Stored entries
--- Begin ---
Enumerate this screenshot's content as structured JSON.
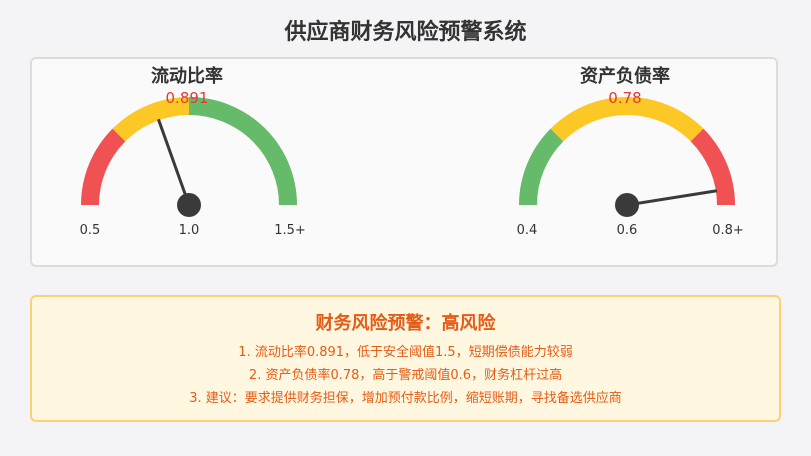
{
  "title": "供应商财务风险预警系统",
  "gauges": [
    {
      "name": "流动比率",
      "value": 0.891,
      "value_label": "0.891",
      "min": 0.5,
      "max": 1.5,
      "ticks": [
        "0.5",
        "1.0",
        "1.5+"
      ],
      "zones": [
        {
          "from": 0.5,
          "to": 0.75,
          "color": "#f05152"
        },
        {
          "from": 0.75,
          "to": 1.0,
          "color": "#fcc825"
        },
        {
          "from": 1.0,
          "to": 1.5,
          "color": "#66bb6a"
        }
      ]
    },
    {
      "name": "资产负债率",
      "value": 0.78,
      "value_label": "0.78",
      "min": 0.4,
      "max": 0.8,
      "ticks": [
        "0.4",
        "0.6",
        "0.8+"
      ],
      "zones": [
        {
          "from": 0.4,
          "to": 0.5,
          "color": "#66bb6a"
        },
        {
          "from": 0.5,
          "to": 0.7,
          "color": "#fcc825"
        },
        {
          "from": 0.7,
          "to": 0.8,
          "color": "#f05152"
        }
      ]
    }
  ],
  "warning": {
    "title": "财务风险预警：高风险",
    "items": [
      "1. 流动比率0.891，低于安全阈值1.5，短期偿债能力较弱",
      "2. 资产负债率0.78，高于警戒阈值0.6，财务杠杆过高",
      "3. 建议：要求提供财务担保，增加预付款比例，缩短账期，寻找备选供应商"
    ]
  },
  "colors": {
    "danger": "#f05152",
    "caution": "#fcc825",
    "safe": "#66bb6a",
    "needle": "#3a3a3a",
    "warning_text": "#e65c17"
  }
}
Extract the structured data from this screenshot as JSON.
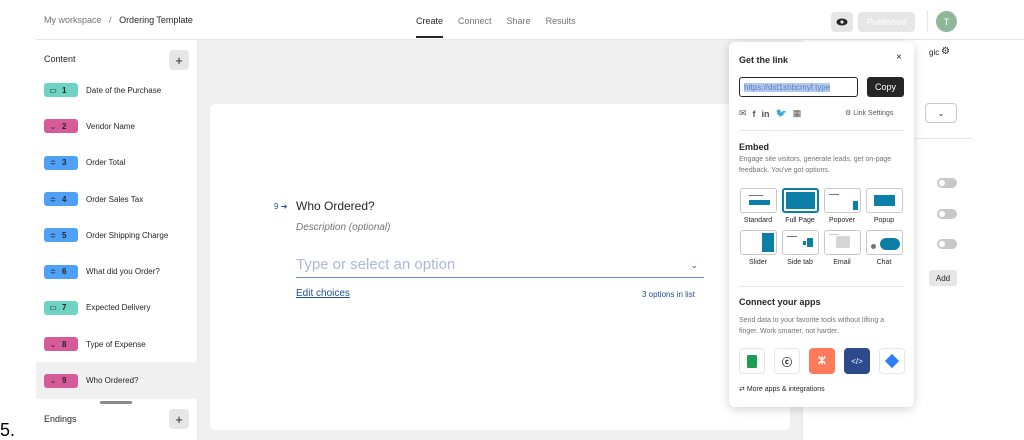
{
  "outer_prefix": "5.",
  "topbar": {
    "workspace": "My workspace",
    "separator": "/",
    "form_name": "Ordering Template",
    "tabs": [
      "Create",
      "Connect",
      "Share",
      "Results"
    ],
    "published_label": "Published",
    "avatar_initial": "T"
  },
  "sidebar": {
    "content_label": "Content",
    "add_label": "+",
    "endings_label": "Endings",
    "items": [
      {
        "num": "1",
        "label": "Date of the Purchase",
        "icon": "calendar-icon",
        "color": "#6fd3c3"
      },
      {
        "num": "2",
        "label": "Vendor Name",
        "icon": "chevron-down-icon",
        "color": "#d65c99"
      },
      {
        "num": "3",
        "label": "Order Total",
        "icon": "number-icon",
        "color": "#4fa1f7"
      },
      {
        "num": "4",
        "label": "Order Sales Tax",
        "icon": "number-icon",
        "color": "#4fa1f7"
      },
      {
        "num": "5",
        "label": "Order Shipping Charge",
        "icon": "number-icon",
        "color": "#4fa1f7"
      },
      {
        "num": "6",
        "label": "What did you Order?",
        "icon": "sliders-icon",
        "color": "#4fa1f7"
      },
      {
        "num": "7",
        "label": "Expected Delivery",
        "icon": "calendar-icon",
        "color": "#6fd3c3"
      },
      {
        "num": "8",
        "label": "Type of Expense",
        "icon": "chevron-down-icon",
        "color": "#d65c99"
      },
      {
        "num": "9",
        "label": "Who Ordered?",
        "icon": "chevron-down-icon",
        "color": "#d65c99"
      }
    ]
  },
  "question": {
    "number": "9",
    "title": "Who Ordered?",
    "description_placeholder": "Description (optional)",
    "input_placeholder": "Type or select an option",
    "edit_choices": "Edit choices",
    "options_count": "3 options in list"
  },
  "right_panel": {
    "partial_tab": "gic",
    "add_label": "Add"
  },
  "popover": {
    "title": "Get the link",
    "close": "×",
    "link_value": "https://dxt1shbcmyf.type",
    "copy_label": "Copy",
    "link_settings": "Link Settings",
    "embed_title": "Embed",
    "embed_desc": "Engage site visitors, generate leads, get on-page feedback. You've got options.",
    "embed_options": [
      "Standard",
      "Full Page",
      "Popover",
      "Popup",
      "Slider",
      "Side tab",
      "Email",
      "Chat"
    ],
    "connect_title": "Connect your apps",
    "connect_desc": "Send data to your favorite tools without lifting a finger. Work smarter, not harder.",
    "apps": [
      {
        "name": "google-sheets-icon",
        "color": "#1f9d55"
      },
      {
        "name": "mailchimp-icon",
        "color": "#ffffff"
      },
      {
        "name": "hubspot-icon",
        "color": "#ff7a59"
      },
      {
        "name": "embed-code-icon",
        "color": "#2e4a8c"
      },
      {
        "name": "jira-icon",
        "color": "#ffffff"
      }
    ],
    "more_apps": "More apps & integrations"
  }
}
--- End ---
Exercise goal. Find the string "this" in the records, then copy each line where it occurs.

Solution to the exercise.
Enumerate this screenshot's content as structured JSON.
Extract the structured data from this screenshot as JSON.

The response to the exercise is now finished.